** start Records for the task **

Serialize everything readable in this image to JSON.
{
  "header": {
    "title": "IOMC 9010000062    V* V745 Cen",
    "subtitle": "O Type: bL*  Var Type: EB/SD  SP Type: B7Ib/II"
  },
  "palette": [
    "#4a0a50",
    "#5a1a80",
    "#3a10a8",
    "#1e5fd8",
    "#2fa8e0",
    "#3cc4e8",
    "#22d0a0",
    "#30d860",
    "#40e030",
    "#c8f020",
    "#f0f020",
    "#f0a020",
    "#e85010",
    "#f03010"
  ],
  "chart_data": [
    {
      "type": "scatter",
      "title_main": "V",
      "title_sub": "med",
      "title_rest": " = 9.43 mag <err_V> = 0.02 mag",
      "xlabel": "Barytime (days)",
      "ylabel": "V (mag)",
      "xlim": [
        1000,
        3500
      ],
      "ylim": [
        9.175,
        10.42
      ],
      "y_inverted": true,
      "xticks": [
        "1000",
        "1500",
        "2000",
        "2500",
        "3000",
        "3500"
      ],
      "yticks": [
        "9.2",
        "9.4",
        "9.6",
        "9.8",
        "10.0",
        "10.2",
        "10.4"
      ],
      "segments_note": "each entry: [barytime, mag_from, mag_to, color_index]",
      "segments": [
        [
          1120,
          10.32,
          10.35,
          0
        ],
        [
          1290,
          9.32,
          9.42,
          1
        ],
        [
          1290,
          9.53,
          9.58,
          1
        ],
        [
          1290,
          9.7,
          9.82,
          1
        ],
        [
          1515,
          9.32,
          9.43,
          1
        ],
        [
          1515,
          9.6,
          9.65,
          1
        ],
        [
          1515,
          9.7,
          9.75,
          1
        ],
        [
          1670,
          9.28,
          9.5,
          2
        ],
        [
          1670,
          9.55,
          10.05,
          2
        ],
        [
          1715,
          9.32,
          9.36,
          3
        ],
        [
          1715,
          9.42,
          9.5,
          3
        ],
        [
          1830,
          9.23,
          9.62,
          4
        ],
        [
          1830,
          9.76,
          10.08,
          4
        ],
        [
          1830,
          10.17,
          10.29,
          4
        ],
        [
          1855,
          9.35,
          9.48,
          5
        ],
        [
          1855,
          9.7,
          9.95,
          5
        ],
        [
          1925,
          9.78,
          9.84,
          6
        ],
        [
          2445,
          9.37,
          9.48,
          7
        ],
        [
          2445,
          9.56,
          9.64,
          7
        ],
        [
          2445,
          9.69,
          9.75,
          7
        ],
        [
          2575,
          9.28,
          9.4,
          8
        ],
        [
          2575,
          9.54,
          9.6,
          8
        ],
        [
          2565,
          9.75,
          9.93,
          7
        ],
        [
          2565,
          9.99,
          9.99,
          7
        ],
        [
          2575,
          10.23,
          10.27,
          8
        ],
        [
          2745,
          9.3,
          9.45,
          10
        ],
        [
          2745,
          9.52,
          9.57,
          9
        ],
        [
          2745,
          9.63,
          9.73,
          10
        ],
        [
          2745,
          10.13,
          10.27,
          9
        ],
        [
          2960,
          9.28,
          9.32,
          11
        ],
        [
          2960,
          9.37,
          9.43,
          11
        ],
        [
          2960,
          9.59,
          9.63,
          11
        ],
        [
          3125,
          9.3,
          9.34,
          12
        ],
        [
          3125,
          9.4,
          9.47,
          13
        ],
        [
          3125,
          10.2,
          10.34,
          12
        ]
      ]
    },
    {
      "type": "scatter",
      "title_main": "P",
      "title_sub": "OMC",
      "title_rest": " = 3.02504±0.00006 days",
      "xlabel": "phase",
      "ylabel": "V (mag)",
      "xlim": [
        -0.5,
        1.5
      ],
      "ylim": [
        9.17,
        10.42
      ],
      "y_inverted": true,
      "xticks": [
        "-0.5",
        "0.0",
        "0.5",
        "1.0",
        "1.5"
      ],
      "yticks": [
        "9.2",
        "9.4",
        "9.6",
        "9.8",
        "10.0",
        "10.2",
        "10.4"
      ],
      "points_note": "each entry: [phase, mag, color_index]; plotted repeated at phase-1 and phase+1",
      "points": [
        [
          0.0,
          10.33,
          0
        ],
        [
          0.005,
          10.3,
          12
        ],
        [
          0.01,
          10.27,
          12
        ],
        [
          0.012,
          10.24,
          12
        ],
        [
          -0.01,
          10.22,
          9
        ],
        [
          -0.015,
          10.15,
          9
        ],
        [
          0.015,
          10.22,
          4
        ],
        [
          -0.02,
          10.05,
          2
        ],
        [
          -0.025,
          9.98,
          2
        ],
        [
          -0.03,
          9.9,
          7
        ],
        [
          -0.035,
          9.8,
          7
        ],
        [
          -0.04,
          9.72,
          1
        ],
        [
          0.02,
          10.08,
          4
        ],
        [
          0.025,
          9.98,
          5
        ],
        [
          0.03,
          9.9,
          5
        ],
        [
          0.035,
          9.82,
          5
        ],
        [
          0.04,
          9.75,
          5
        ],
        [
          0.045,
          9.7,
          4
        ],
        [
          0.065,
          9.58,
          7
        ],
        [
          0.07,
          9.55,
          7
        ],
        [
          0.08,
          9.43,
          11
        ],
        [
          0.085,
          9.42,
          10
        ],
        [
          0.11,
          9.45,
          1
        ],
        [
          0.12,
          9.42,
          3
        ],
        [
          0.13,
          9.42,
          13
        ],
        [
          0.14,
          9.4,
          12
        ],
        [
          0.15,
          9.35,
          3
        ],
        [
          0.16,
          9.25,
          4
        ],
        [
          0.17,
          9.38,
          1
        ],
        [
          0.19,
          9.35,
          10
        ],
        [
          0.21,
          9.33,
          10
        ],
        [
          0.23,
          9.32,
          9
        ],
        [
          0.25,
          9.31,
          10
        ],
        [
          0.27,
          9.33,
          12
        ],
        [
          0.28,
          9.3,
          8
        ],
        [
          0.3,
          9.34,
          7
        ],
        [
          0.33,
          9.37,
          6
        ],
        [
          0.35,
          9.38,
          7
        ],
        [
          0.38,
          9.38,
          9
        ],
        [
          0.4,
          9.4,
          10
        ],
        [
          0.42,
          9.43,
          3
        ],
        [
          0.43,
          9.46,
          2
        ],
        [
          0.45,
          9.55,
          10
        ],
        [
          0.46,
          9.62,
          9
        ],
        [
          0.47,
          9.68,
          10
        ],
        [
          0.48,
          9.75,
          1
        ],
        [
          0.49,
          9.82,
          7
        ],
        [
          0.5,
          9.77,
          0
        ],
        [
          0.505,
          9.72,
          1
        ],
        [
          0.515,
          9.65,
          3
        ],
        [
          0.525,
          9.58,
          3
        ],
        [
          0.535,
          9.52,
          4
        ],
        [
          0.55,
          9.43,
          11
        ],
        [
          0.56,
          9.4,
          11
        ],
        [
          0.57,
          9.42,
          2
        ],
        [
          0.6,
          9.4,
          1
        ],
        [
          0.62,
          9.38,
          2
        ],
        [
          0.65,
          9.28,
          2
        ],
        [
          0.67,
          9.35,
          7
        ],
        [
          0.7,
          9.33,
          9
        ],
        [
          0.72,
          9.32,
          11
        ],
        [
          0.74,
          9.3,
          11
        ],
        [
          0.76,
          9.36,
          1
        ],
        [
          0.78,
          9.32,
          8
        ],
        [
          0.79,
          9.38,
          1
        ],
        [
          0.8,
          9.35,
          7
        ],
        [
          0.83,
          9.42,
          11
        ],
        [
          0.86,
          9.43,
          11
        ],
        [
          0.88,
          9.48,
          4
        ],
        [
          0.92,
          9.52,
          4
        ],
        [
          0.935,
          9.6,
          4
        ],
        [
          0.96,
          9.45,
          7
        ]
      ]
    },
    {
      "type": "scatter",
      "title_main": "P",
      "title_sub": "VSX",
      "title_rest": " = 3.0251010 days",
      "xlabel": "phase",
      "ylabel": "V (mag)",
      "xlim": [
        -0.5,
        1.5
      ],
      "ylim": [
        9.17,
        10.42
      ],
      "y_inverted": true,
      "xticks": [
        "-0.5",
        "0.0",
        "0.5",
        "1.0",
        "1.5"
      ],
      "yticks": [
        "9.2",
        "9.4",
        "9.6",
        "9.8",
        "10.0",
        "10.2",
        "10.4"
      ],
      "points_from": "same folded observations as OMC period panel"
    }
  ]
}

** end Records for the task **

Collect each line above holding the string "days".

▸ **Task response**
      "xlabel": "Barytime (days)",
      "title_rest": " = 3.02504±0.00006 days",
      "title_rest": " = 3.0251010 days",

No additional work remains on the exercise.